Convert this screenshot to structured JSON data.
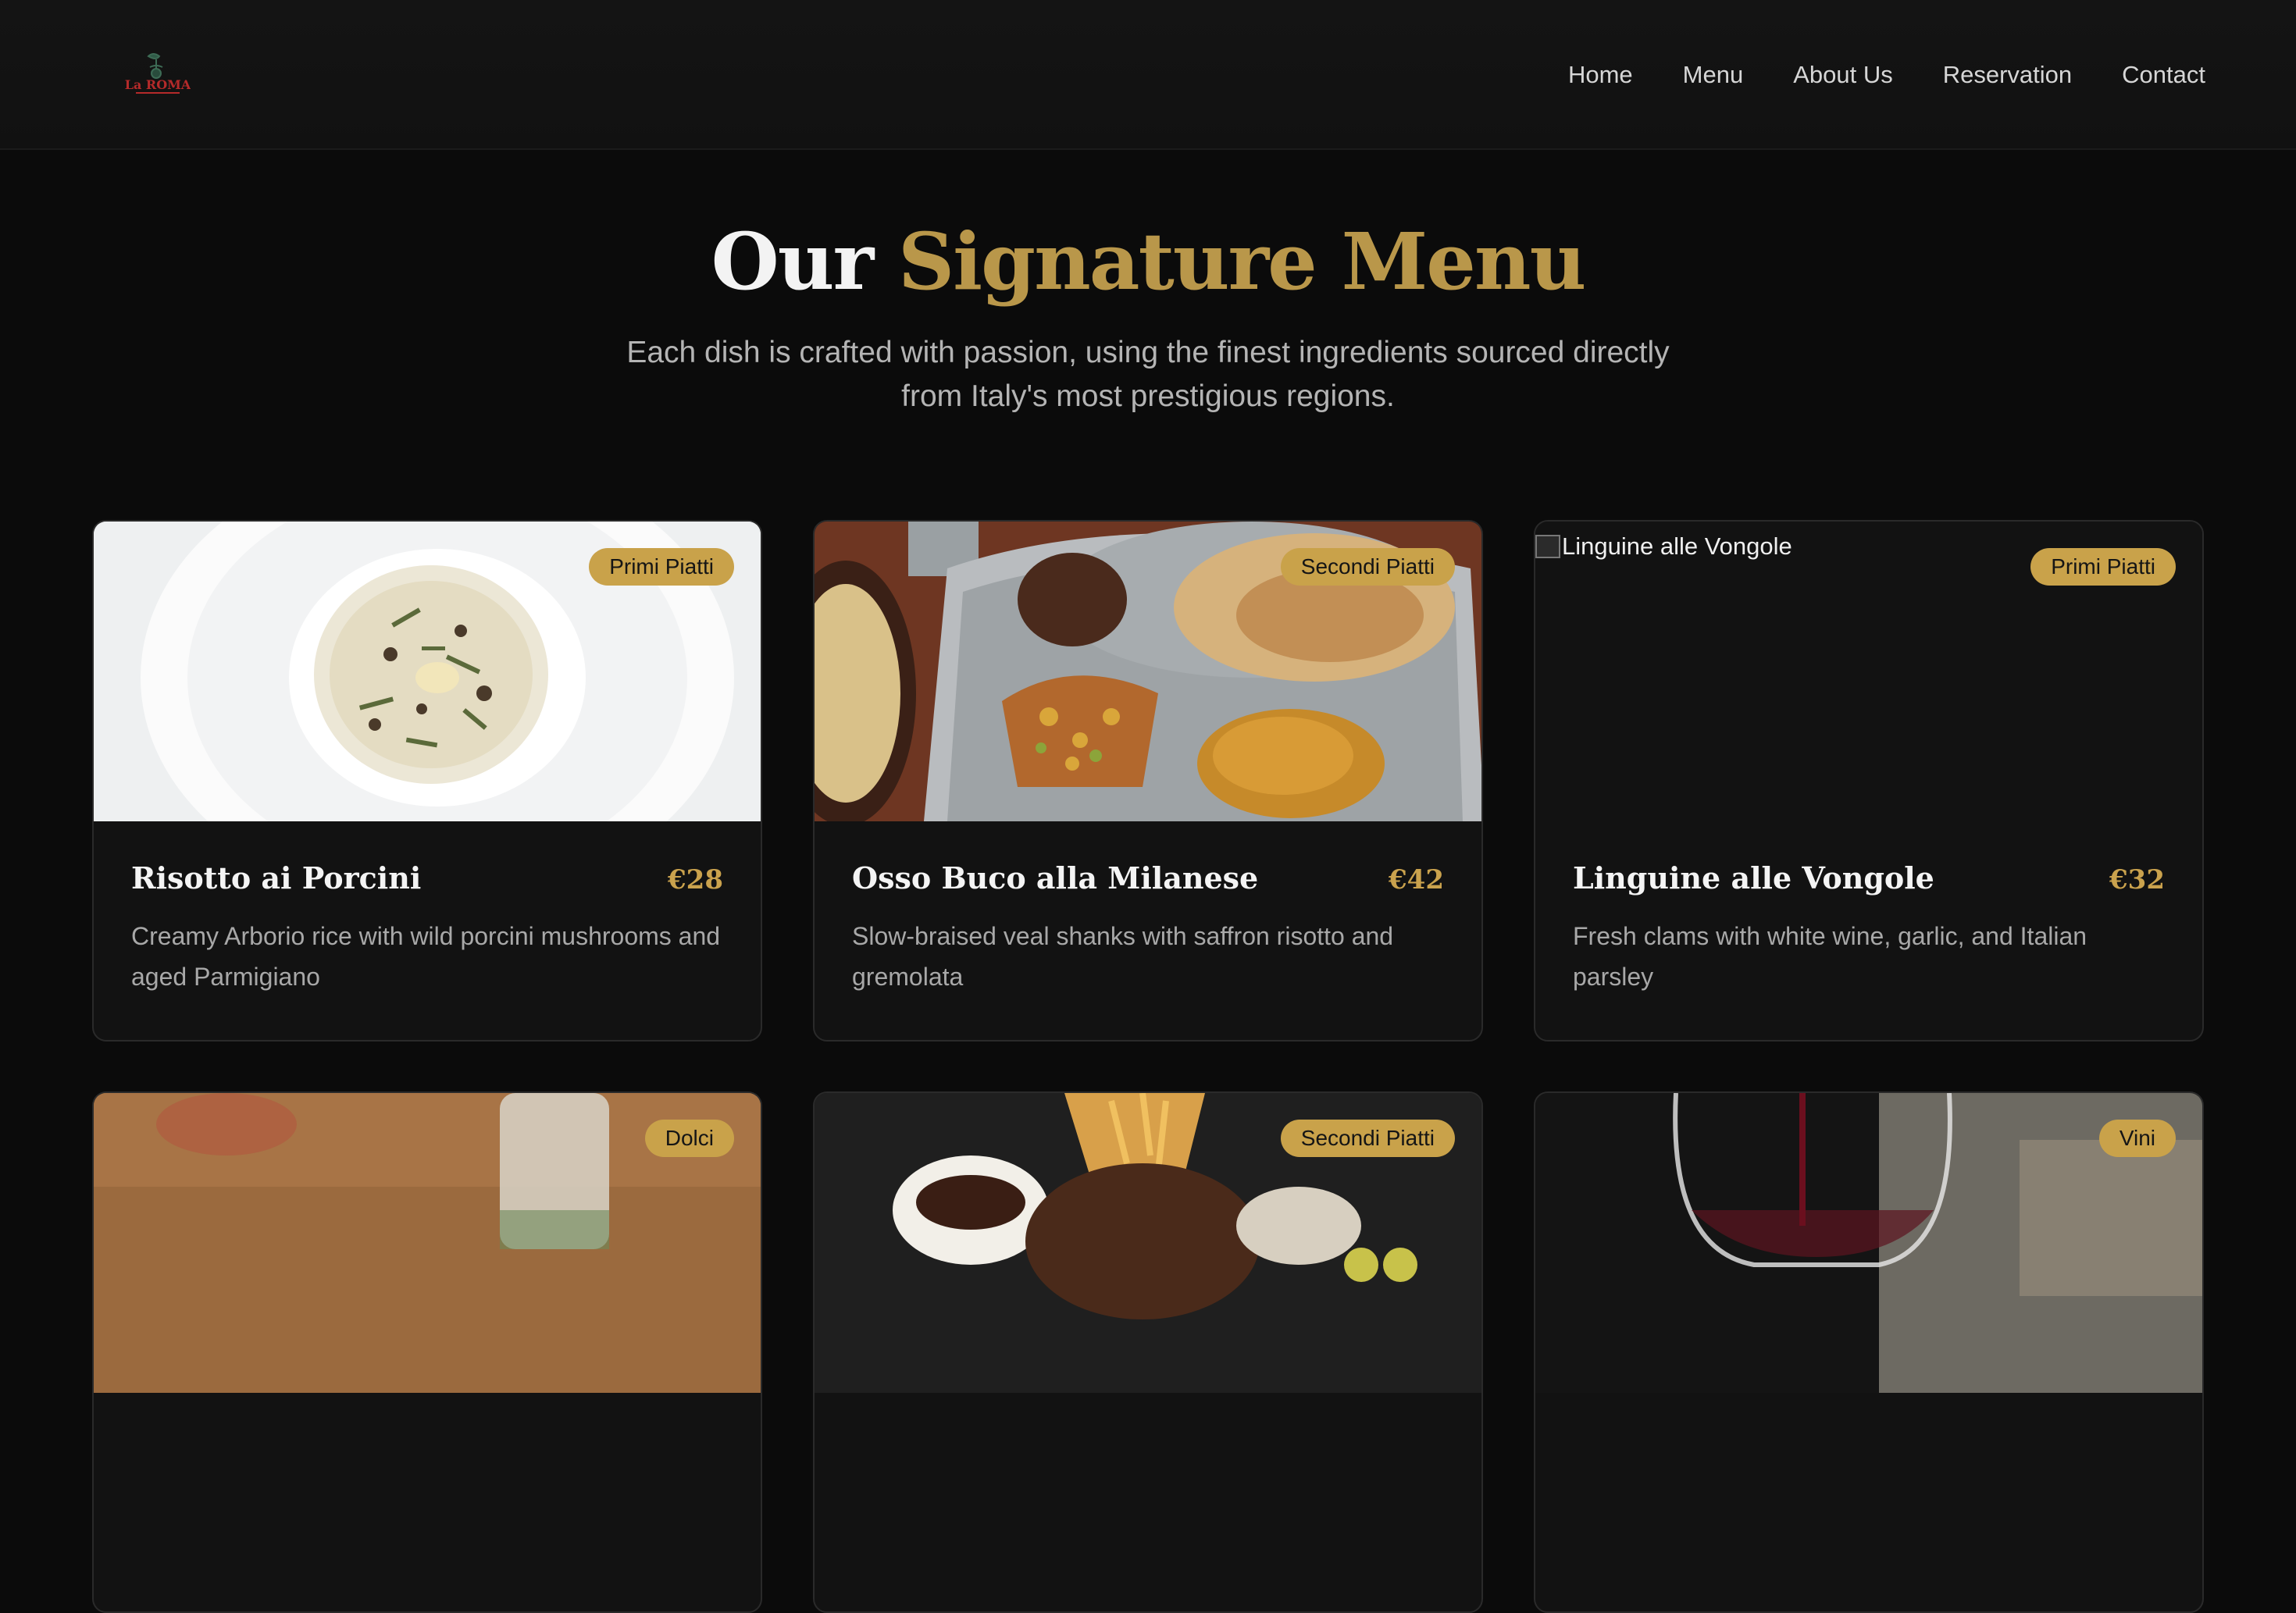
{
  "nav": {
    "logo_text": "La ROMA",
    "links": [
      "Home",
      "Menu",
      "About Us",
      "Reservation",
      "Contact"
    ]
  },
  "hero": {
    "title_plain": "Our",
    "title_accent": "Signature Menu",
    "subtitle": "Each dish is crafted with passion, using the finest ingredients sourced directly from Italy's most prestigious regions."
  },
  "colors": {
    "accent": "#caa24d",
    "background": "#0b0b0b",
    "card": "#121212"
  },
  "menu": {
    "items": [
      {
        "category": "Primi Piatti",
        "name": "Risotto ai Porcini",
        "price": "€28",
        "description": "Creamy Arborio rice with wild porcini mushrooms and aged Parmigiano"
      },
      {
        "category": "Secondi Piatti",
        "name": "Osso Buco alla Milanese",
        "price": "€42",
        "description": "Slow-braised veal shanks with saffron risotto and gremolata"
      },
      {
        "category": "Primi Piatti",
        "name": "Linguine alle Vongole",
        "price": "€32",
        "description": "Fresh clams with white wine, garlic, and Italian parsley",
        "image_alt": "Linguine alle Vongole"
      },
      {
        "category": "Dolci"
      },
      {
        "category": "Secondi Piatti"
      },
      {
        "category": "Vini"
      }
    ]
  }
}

» Task to complete:
Copy each line that contains the word "Piatti".

» Task solution:
        "category": "Primi Piatti",
        "category": "Secondi Piatti",
        "category": "Primi Piatti",
        "category": "Secondi Piatti"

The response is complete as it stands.